Repeat each line word for word.

■ ■ ■ ■ ■ ■ ■

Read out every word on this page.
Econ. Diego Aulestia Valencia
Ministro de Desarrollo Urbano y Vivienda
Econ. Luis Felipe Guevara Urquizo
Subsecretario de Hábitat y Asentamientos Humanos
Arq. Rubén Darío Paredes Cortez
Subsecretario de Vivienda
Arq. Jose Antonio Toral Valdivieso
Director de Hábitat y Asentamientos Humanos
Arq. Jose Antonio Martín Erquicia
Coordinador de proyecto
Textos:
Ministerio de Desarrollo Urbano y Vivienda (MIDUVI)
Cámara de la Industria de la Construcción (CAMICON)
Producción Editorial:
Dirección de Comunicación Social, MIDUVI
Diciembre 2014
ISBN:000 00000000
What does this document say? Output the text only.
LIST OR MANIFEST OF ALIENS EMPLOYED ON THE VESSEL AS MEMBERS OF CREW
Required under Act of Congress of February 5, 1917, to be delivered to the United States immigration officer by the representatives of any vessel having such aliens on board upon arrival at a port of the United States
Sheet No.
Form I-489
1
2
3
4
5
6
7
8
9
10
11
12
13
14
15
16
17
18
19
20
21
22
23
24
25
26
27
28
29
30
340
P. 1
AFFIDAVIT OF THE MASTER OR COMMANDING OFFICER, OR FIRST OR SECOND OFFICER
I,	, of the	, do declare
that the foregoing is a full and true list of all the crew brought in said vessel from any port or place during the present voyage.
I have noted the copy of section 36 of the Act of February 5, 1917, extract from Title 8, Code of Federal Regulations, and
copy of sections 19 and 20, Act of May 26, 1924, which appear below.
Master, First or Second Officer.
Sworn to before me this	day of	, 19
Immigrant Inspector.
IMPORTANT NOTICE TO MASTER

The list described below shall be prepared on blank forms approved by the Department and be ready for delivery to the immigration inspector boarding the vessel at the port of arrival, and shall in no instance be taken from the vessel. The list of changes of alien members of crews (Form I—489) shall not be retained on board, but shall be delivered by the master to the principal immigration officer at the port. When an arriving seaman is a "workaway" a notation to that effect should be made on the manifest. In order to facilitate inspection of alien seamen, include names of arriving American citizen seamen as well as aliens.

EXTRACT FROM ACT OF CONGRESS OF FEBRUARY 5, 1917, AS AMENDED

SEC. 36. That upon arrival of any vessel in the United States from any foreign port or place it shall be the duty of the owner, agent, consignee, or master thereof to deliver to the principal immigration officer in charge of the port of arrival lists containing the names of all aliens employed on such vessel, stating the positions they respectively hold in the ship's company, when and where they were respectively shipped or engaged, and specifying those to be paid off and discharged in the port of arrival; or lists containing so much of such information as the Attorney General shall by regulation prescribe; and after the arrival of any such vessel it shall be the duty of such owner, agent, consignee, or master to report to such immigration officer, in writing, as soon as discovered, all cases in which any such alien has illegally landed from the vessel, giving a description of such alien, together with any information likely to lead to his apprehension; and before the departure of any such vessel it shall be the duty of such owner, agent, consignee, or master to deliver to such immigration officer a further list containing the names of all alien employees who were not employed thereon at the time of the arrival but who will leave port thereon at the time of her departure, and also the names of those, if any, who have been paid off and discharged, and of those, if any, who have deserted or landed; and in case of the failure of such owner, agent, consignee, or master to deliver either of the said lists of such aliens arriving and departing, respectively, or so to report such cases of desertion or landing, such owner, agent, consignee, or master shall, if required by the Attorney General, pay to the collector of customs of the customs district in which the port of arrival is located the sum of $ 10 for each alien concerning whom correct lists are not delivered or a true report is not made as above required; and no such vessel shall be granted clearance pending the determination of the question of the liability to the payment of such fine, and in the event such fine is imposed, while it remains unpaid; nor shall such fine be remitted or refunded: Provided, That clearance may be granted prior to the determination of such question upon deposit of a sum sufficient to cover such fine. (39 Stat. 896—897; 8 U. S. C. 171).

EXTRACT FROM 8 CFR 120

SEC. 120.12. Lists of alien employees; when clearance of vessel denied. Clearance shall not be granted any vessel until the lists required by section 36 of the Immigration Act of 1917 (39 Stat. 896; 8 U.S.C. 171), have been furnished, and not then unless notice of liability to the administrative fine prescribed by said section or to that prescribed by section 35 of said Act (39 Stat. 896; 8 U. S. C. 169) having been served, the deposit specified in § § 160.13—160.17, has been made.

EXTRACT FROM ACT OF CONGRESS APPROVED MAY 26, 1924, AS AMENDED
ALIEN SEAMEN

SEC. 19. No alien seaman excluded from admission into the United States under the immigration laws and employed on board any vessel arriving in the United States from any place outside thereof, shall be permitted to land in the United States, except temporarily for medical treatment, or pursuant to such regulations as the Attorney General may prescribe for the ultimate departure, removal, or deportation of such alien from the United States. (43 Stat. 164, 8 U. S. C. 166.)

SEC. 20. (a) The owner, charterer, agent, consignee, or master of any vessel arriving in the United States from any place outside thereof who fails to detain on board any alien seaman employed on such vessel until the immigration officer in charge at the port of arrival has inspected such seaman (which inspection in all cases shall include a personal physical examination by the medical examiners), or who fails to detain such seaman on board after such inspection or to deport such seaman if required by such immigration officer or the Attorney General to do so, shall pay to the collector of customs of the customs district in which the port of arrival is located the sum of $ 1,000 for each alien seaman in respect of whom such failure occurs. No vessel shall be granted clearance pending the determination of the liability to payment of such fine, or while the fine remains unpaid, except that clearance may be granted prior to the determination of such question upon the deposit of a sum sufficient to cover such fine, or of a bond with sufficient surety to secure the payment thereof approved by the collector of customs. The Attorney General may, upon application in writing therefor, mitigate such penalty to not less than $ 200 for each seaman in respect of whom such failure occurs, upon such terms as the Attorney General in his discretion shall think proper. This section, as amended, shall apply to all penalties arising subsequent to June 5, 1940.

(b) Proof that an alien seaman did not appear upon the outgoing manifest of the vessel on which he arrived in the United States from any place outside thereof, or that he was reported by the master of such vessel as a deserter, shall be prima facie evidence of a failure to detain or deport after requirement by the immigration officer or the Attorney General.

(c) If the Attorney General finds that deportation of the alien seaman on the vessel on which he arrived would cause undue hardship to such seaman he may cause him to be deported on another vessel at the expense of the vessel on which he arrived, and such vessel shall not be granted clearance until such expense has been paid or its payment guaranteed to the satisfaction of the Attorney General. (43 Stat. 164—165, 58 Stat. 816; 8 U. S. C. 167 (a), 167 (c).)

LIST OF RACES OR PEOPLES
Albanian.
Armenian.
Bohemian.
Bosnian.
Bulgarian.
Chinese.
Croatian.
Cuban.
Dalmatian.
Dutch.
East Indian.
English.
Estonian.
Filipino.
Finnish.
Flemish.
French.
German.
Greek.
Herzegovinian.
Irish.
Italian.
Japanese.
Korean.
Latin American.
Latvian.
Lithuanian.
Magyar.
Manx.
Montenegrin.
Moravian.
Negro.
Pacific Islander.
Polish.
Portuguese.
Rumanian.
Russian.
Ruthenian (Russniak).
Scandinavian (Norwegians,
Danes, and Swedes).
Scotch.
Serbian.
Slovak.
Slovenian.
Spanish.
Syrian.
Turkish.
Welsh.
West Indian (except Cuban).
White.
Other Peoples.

■ ■ ■ ■ ■ ■ ■

- [Solution for this task]
Read out every word on this page.
Econ. Diego Aulestia Valencia
Ministro de Desarrollo Urbano y Vivienda
Econ. Luis Felipe Guevara Urquizo
Subsecretario de Hábitat y Asentamientos Humanos
Arq. Rubén Darío Paredes Cortez
Subsecretario de Vivienda
Arq. Jose Antonio Toral Valdivieso
Director de Hábitat y Asentamientos Humanos
Arq. Jose Antonio Martín Erquicia
Coordinador de proyecto
Textos:
Ministerio de Desarrollo Urbano y Vivienda (MIDUVI)
Cámara de la Industria de la Construcción (CAMICON)
Producción Editorial:
Dirección de Comunicación Social, MIDUVI
Diciembre 2014
ISBN:000 00000000
What does this document say? Output the text only.
LIST OR MANIFEST OF ALIENS EMPLOYED ON THE VESSEL AS MEMBERS OF CREW
Required under Act of Congress of February 5, 1917, to be delivered to the United States immigration officer by the representatives of any vessel having such aliens on board upon arrival at a port of the United States
Sheet No.
Form I-489
1
2
3
4
5
6
7
8
9
10
11
12
13
14
15
16
17
18
19
20
21
22
23
24
25
26
27
28
29
30
340
P. 1
AFFIDAVIT OF THE MASTER OR COMMANDING OFFICER, OR FIRST OR SECOND OFFICER
I,	, of the	, do declare
that the foregoing is a full and true list of all the crew brought in said vessel from any port or place during the present voyage.
I have noted the copy of section 36 of the Act of February 5, 1917, extract from Title 8, Code of Federal Regulations, and
copy of sections 19 and 20, Act of May 26, 1924, which appear below.
Master, First or Second Officer.
Sworn to before me this	day of	, 19
Immigrant Inspector.
IMPORTANT NOTICE TO MASTER

The list described below shall be prepared on blank forms approved by the Department and be ready for delivery to the immigration inspector boarding the vessel at the port of arrival, and shall in no instance be taken from the vessel. The list of changes of alien members of crews (Form I—489) shall not be retained on board, but shall be delivered by the master to the principal immigration officer at the port. When an arriving seaman is a "workaway" a notation to that effect should be made on the manifest. In order to facilitate inspection of alien seamen, include names of arriving American citizen seamen as well as aliens.

EXTRACT FROM ACT OF CONGRESS OF FEBRUARY 5, 1917, AS AMENDED

SEC. 36. That upon arrival of any vessel in the United States from any foreign port or place it shall be the duty of the owner, agent, consignee, or master thereof to deliver to the principal immigration officer in charge of the port of arrival lists containing the names of all aliens employed on such vessel, stating the positions they respectively hold in the ship's company, when and where they were respectively shipped or engaged, and specifying those to be paid off and discharged in the port of arrival; or lists containing so much of such information as the Attorney General shall by regulation prescribe; and after the arrival of any such vessel it shall be the duty of such owner, agent, consignee, or master to report to such immigration officer, in writing, as soon as discovered, all cases in which any such alien has illegally landed from the vessel, giving a description of such alien, together with any information likely to lead to his apprehension; and before the departure of any such vessel it shall be the duty of such owner, agent, consignee, or master to deliver to such immigration officer a further list containing the names of all alien employees who were not employed thereon at the time of the arrival but who will leave port thereon at the time of her departure, and also the names of those, if any, who have been paid off and discharged, and of those, if any, who have deserted or landed; and in case of the failure of such owner, agent, consignee, or master to deliver either of the said lists of such aliens arriving and departing, respectively, or so to report such cases of desertion or landing, such owner, agent, consignee, or master shall, if required by the Attorney General, pay to the collector of customs of the customs district in which the port of arrival is located the sum of $ 10 for each alien concerning whom correct lists are not delivered or a true report is not made as above required; and no such vessel shall be granted clearance pending the determination of the question of the liability to the payment of such fine, and in the event such fine is imposed, while it remains unpaid; nor shall such fine be remitted or refunded: Provided, That clearance may be granted prior to the determination of such question upon deposit of a sum sufficient to cover such fine. (39 Stat. 896—897; 8 U. S. C. 171).

EXTRACT FROM 8 CFR 120

SEC. 120.12. Lists of alien employees; when clearance of vessel denied. Clearance shall not be granted any vessel until the lists required by section 36 of the Immigration Act of 1917 (39 Stat. 896; 8 U.S.C. 171), have been furnished, and not then unless notice of liability to the administrative fine prescribed by said section or to that prescribed by section 35 of said Act (39 Stat. 896; 8 U. S. C. 169) having been served, the deposit specified in § § 160.13—160.17, has been made.

EXTRACT FROM ACT OF CONGRESS APPROVED MAY 26, 1924, AS AMENDED
ALIEN SEAMEN

SEC. 19. No alien seaman excluded from admission into the United States under the immigration laws and employed on board any vessel arriving in the United States from any place outside thereof, shall be permitted to land in the United States, except temporarily for medical treatment, or pursuant to such regulations as the Attorney General may prescribe for the ultimate departure, removal, or deportation of such alien from the United States. (43 Stat. 164, 8 U. S. C. 166.)

SEC. 20. (a) The owner, charterer, agent, consignee, or master of any vessel arriving in the United States from any place outside thereof who fails to detain on board any alien seaman employed on such vessel until the immigration officer in charge at the port of arrival has inspected such seaman (which inspection in all cases shall include a personal physical examination by the medical examiners), or who fails to detain such seaman on board after such inspection or to deport such seaman if required by such immigration officer or the Attorney General to do so, shall pay to the collector of customs of the customs district in which the port of arrival is located the sum of $ 1,000 for each alien seaman in respect of whom such failure occurs. No vessel shall be granted clearance pending the determination of the liability to payment of such fine, or while the fine remains unpaid, except that clearance may be granted prior to the determination of such question upon the deposit of a sum sufficient to cover such fine, or of a bond with sufficient surety to secure the payment thereof approved by the collector of customs. The Attorney General may, upon application in writing therefor, mitigate such penalty to not less than $ 200 for each seaman in respect of whom such failure occurs, upon such terms as the Attorney General in his discretion shall think proper. This section, as amended, shall apply to all penalties arising subsequent to June 5, 1940.

(b) Proof that an alien seaman did not appear upon the outgoing manifest of the vessel on which he arrived in the United States from any place outside thereof, or that he was reported by the master of such vessel as a deserter, shall be prima facie evidence of a failure to detain or deport after requirement by the immigration officer or the Attorney General.

(c) If the Attorney General finds that deportation of the alien seaman on the vessel on which he arrived would cause undue hardship to such seaman he may cause him to be deported on another vessel at the expense of the vessel on which he arrived, and such vessel shall not be granted clearance until such expense has been paid or its payment guaranteed to the satisfaction of the Attorney General. (43 Stat. 164—165, 58 Stat. 816; 8 U. S. C. 167 (a), 167 (c).)

LIST OF RACES OR PEOPLES
Albanian.
Armenian.
Bohemian.
Bosnian.
Bulgarian.
Chinese.
Croatian.
Cuban.
Dalmatian.
Dutch.
East Indian.
English.
Estonian.
Filipino.
Finnish.
Flemish.
French.
German.
Greek.
Herzegovinian.
Irish.
Italian.
Japanese.
Korean.
Latin American.
Latvian.
Lithuanian.
Magyar.
Manx.
Montenegrin.
Moravian.
Negro.
Pacific Islander.
Polish.
Portuguese.
Rumanian.
Russian.
Ruthenian (Russniak).
Scandinavian (Norwegians,
Danes, and Swedes).
Scotch.
Serbian.
Slovak.
Slovenian.
Spanish.
Syrian.
Turkish.
Welsh.
West Indian (except Cuban).
White.
Other Peoples.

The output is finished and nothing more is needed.